What is being asked:
Tell how many lines carry the word "image"; the reply is the number and nothing else.

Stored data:

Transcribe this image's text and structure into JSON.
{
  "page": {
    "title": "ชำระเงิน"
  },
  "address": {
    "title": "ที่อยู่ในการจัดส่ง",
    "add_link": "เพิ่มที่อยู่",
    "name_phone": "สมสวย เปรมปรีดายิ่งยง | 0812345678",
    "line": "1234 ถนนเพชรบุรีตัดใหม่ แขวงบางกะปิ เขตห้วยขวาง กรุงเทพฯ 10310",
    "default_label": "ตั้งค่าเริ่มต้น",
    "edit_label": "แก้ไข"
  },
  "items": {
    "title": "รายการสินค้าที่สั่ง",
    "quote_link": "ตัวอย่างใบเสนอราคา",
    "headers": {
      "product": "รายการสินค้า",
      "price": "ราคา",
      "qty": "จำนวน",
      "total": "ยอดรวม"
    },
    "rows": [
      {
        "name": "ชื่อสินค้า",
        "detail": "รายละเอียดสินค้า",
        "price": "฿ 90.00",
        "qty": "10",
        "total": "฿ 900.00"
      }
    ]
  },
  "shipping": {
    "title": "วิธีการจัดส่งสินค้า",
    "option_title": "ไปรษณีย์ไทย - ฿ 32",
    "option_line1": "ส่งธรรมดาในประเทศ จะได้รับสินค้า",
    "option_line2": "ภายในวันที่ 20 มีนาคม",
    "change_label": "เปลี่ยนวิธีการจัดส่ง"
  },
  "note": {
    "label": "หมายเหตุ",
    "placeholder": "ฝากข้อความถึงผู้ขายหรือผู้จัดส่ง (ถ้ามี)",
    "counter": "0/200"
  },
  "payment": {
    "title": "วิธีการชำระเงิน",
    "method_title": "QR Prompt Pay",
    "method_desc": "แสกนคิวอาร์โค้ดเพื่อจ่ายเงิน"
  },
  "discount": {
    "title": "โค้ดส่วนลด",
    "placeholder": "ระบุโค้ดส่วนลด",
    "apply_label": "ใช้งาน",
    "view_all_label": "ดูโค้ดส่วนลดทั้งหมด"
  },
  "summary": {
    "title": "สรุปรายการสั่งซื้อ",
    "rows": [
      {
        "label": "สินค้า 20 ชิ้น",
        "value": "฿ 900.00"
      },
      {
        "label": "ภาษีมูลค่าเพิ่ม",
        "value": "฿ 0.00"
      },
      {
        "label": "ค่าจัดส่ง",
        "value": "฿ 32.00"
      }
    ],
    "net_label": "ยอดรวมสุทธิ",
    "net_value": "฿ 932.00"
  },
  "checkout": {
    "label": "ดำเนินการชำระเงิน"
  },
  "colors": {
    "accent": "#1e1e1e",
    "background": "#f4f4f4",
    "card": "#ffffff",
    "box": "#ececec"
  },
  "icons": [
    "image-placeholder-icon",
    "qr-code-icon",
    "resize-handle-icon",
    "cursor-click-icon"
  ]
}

Task response:
2